Instructions to follow: Would you restate all the data that follows, word for word?

[Dataset entries]
● ● ● ● ●

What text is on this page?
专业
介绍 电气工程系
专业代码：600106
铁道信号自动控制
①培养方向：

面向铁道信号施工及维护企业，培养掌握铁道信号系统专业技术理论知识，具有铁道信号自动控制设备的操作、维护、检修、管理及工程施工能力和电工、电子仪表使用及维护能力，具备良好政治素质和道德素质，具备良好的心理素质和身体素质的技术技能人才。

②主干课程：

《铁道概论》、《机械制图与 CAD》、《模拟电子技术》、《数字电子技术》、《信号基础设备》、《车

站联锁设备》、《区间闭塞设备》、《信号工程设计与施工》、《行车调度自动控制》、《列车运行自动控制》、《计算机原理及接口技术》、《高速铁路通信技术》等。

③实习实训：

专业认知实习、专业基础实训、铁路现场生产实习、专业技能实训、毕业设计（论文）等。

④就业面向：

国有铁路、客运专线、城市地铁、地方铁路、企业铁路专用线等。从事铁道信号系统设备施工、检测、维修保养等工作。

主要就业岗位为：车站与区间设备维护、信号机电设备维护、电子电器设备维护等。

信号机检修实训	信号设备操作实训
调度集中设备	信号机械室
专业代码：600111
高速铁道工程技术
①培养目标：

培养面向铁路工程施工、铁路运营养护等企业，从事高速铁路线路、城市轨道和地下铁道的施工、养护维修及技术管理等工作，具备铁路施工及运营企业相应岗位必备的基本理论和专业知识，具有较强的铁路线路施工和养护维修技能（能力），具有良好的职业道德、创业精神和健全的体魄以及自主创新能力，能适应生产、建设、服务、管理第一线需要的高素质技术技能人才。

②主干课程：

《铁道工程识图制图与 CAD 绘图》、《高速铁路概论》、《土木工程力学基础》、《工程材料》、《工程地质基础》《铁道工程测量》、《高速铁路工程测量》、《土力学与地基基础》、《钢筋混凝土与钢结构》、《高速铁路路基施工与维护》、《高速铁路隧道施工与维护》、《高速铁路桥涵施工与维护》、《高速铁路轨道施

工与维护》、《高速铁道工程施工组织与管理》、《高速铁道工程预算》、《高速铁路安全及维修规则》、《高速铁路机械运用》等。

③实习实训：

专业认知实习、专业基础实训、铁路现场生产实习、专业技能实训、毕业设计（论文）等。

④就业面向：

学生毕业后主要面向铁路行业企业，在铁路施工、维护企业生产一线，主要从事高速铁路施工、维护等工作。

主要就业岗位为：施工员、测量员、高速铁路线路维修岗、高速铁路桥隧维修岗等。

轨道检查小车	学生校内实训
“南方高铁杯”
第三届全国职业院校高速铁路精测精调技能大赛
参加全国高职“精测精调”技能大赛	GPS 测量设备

● ● ● ● ●

Response:
What text is on this page?
专业
介绍 电气工程系
专业代码：600106
铁道信号自动控制
①培养方向：

面向铁道信号施工及维护企业，培养掌握铁道信号系统专业技术理论知识，具有铁道信号自动控制设备的操作、维护、检修、管理及工程施工能力和电工、电子仪表使用及维护能力，具备良好政治素质和道德素质，具备良好的心理素质和身体素质的技术技能人才。

②主干课程：

《铁道概论》、《机械制图与 CAD》、《模拟电子技术》、《数字电子技术》、《信号基础设备》、《车

站联锁设备》、《区间闭塞设备》、《信号工程设计与施工》、《行车调度自动控制》、《列车运行自动控制》、《计算机原理及接口技术》、《高速铁路通信技术》等。

③实习实训：

专业认知实习、专业基础实训、铁路现场生产实习、专业技能实训、毕业设计（论文）等。

④就业面向：

国有铁路、客运专线、城市地铁、地方铁路、企业铁路专用线等。从事铁道信号系统设备施工、检测、维修保养等工作。

主要就业岗位为：车站与区间设备维护、信号机电设备维护、电子电器设备维护等。

信号机检修实训	信号设备操作实训
调度集中设备	信号机械室
专业代码：600111
高速铁道工程技术
①培养目标：

培养面向铁路工程施工、铁路运营养护等企业，从事高速铁路线路、城市轨道和地下铁道的施工、养护维修及技术管理等工作，具备铁路施工及运营企业相应岗位必备的基本理论和专业知识，具有较强的铁路线路施工和养护维修技能（能力），具有良好的职业道德、创业精神和健全的体魄以及自主创新能力，能适应生产、建设、服务、管理第一线需要的高素质技术技能人才。

②主干课程：

《铁道工程识图制图与 CAD 绘图》、《高速铁路概论》、《土木工程力学基础》、《工程材料》、《工程地质基础》《铁道工程测量》、《高速铁路工程测量》、《土力学与地基基础》、《钢筋混凝土与钢结构》、《高速铁路路基施工与维护》、《高速铁路隧道施工与维护》、《高速铁路桥涵施工与维护》、《高速铁路轨道施

工与维护》、《高速铁道工程施工组织与管理》、《高速铁道工程预算》、《高速铁路安全及维修规则》、《高速铁路机械运用》等。

③实习实训：

专业认知实习、专业基础实训、铁路现场生产实习、专业技能实训、毕业设计（论文）等。

④就业面向：

学生毕业后主要面向铁路行业企业，在铁路施工、维护企业生产一线，主要从事高速铁路施工、维护等工作。

主要就业岗位为：施工员、测量员、高速铁路线路维修岗、高速铁路桥隧维修岗等。

轨道检查小车	学生校内实训
“南方高铁杯”
第三届全国职业院校高速铁路精测精调技能大赛
参加全国高职“精测精调”技能大赛	GPS 测量设备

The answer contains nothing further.